> RECORD LIST
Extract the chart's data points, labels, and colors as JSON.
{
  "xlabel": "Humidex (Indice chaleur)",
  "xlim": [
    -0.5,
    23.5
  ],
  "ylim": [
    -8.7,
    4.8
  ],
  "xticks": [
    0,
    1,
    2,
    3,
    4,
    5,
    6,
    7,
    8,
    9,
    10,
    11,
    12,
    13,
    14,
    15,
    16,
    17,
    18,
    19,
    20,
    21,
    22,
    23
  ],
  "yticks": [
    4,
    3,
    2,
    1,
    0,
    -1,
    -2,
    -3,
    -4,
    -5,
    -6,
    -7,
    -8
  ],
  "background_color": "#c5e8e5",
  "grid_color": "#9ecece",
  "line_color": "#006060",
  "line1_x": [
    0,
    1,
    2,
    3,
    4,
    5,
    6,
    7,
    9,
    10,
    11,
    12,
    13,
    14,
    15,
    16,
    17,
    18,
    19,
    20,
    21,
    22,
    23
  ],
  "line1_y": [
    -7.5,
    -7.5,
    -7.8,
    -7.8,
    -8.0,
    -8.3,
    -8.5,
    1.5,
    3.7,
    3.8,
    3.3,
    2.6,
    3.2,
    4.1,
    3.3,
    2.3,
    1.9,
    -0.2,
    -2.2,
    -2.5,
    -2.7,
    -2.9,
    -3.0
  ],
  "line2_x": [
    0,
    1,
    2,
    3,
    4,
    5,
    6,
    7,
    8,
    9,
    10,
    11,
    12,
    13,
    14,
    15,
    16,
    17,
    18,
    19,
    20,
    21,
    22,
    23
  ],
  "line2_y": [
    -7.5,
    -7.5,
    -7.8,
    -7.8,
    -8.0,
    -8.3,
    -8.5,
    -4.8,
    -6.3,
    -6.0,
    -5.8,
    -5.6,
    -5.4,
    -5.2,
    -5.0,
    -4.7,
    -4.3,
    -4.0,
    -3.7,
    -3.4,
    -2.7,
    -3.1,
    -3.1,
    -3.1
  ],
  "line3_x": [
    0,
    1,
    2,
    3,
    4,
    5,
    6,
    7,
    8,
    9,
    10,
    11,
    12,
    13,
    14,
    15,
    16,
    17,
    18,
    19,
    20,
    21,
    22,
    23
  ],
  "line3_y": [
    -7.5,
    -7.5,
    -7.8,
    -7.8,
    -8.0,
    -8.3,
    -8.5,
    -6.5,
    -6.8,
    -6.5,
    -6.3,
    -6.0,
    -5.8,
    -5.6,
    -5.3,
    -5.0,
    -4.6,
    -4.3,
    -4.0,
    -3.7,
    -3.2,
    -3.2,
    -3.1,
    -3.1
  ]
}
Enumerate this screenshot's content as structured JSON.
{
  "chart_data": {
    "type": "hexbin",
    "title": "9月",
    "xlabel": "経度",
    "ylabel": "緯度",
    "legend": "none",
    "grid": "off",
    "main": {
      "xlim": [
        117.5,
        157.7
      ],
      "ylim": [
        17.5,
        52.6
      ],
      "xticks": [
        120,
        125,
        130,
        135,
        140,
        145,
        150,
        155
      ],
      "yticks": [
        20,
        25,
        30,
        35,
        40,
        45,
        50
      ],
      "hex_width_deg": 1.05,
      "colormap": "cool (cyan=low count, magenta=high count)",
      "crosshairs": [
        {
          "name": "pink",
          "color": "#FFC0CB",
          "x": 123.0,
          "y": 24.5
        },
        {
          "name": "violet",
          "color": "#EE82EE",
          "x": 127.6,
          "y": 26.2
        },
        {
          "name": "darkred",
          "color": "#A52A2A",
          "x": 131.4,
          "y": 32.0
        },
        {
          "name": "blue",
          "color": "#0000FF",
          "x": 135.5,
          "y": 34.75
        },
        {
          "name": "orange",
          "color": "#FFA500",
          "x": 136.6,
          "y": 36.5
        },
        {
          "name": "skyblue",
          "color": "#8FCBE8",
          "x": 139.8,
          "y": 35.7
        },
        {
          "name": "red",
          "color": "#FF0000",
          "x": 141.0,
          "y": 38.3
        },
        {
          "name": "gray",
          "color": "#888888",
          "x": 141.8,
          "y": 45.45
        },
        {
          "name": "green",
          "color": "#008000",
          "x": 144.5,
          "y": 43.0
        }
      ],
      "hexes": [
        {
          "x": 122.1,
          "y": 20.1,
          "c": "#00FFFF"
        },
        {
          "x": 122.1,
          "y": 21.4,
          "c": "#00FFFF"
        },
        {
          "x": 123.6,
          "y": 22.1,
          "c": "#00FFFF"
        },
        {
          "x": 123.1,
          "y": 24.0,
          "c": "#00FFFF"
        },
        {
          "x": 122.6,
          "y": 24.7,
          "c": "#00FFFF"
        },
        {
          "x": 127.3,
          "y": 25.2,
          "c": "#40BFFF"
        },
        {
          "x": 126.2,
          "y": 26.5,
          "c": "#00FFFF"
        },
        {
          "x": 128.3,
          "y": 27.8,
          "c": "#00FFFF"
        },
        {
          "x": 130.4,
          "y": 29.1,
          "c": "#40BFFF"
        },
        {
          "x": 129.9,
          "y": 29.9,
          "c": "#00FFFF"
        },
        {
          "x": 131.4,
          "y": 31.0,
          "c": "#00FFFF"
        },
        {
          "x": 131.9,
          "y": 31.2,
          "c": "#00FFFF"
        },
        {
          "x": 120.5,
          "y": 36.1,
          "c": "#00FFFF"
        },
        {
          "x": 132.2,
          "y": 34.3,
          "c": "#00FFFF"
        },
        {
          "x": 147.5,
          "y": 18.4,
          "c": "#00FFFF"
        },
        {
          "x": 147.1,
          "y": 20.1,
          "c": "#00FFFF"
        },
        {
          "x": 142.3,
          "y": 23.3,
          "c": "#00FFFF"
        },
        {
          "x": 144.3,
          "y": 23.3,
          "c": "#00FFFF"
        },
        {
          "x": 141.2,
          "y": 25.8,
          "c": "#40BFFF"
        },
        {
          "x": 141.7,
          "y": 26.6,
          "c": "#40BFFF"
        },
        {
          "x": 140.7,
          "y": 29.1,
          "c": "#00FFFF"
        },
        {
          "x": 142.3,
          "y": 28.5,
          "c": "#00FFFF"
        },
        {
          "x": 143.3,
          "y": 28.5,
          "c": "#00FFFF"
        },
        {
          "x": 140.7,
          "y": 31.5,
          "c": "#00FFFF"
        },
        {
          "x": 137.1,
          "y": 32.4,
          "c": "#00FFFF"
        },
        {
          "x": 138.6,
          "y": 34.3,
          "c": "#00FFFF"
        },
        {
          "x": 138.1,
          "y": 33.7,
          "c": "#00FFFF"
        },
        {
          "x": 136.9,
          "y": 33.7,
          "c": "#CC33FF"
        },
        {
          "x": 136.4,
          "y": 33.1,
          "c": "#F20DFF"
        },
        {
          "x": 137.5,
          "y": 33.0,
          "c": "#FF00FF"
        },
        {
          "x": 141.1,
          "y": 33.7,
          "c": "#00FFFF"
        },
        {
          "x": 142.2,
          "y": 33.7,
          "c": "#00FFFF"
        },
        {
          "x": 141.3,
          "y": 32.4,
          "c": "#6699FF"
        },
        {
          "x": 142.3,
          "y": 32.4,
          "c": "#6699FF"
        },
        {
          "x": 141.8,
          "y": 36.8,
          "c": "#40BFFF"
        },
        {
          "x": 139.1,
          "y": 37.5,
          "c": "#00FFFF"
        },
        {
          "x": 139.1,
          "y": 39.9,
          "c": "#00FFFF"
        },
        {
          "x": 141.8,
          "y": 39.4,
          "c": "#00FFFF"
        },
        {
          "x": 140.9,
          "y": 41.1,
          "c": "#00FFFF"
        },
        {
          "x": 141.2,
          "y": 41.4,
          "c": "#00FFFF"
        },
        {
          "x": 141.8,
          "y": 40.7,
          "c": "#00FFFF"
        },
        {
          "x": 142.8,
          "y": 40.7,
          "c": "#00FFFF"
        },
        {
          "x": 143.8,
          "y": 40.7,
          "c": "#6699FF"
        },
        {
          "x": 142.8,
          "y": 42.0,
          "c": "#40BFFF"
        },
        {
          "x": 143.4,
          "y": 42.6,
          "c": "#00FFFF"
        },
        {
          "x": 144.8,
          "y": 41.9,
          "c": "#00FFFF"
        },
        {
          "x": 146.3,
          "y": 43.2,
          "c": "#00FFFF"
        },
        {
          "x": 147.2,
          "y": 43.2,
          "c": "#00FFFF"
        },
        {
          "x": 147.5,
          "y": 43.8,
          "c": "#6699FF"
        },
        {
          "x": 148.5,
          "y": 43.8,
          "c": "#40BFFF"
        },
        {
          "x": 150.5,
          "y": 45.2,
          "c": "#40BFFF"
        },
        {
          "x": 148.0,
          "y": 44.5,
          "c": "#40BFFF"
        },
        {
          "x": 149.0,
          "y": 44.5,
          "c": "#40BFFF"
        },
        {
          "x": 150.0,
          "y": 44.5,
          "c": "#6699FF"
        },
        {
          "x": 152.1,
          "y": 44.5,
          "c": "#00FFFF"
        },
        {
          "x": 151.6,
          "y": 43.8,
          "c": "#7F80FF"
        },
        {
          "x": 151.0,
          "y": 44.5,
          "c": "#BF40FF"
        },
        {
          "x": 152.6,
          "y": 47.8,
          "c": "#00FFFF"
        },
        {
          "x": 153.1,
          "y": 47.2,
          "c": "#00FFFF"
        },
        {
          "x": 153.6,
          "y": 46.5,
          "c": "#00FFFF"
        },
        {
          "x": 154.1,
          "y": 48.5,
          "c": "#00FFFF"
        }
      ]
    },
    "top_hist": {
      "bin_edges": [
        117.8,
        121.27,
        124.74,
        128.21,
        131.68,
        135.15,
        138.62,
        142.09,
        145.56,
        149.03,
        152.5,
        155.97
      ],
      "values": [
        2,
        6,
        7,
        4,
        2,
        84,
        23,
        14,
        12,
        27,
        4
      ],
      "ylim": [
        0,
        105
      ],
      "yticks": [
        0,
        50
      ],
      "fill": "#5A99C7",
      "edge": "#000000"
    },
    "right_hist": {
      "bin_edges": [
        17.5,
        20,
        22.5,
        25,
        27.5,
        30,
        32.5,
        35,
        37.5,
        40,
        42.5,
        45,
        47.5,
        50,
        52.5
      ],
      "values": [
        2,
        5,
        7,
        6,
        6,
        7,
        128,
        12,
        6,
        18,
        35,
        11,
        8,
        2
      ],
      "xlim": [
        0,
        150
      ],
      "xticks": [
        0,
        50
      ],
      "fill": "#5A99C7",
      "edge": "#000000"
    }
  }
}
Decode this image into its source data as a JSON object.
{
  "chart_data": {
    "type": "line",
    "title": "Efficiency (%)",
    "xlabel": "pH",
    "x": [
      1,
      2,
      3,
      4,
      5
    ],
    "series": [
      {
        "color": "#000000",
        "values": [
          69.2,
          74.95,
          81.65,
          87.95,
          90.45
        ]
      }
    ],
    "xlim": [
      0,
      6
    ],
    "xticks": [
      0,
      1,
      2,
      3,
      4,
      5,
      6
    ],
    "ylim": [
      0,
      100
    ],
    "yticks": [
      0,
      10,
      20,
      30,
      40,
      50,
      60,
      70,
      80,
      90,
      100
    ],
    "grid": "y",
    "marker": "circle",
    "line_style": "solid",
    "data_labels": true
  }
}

> GIVEN REQUEST
Read the data above and pull out each line that holds the string "JSON".

> OUTPUT OF THE EXERCISE
Extract the chart's data points, labels, and colors as JSON.
Enumerate this screenshot's content as structured JSON.
Decode this image into its source data as a JSON object.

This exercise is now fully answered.